Start of EXTRACTED INFORMATION
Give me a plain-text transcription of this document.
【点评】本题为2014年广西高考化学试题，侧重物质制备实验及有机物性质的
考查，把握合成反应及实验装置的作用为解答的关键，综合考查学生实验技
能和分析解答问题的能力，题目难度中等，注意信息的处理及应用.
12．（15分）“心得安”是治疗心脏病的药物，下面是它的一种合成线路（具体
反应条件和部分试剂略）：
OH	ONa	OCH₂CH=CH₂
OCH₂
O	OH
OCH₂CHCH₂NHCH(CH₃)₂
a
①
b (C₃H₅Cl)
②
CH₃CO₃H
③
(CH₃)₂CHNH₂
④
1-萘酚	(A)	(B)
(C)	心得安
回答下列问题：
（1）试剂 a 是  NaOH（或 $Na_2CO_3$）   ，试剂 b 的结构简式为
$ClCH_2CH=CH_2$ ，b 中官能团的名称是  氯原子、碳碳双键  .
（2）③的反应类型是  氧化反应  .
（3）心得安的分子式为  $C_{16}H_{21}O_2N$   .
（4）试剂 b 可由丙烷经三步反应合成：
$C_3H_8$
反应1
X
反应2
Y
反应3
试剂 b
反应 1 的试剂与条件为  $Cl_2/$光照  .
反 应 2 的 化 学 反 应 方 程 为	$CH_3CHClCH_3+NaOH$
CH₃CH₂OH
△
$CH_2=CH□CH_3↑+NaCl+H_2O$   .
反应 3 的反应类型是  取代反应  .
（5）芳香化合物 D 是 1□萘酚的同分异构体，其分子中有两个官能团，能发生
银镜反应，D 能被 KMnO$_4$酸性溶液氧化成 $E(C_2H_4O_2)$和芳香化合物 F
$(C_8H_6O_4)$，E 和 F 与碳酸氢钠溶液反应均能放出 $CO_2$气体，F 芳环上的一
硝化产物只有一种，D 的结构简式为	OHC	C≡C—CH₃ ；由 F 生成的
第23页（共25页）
End of EXTRACTED INFORMATION
_GIVEN INSTRUCTION_
Copy each line of the records containing the string "的结构简式为".

_WRITTEN RESPONSE_
（1）试剂 a 是  NaOH（或 $Na_2CO_3$）   ，试剂 b 的结构简式为
硝化产物只有一种，D 的结构简式为	OHC	C≡C—CH₃ ；由 F 生成的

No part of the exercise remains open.